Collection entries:
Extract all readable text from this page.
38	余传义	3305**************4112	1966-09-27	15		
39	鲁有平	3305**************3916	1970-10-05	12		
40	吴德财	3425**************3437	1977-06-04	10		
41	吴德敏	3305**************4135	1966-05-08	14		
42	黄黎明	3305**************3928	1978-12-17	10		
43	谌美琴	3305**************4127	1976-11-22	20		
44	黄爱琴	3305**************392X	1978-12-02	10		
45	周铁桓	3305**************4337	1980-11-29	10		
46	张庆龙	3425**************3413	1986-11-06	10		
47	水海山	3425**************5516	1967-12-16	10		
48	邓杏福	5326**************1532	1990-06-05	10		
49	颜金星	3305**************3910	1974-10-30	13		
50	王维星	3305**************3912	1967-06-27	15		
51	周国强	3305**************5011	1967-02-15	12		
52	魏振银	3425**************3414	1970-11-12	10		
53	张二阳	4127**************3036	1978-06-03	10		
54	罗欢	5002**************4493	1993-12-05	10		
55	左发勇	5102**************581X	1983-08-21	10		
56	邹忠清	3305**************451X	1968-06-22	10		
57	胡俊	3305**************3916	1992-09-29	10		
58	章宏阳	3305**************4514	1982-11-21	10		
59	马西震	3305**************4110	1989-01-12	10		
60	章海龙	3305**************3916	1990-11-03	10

THE EXERCISE: Extract the complete set of records unchanged.

SOLUTION FOR THIS TASK:
Extract all readable text from this page.
38	余传义	3305**************4112	1966-09-27	15		
39	鲁有平	3305**************3916	1970-10-05	12		
40	吴德财	3425**************3437	1977-06-04	10		
41	吴德敏	3305**************4135	1966-05-08	14		
42	黄黎明	3305**************3928	1978-12-17	10		
43	谌美琴	3305**************4127	1976-11-22	20		
44	黄爱琴	3305**************392X	1978-12-02	10		
45	周铁桓	3305**************4337	1980-11-29	10		
46	张庆龙	3425**************3413	1986-11-06	10		
47	水海山	3425**************5516	1967-12-16	10		
48	邓杏福	5326**************1532	1990-06-05	10		
49	颜金星	3305**************3910	1974-10-30	13		
50	王维星	3305**************3912	1967-06-27	15		
51	周国强	3305**************5011	1967-02-15	12		
52	魏振银	3425**************3414	1970-11-12	10		
53	张二阳	4127**************3036	1978-06-03	10		
54	罗欢	5002**************4493	1993-12-05	10		
55	左发勇	5102**************581X	1983-08-21	10		
56	邹忠清	3305**************451X	1968-06-22	10		
57	胡俊	3305**************3916	1992-09-29	10		
58	章宏阳	3305**************4514	1982-11-21	10		
59	马西震	3305**************4110	1989-01-12	10		
60	章海龙	3305**************3916	1990-11-03	10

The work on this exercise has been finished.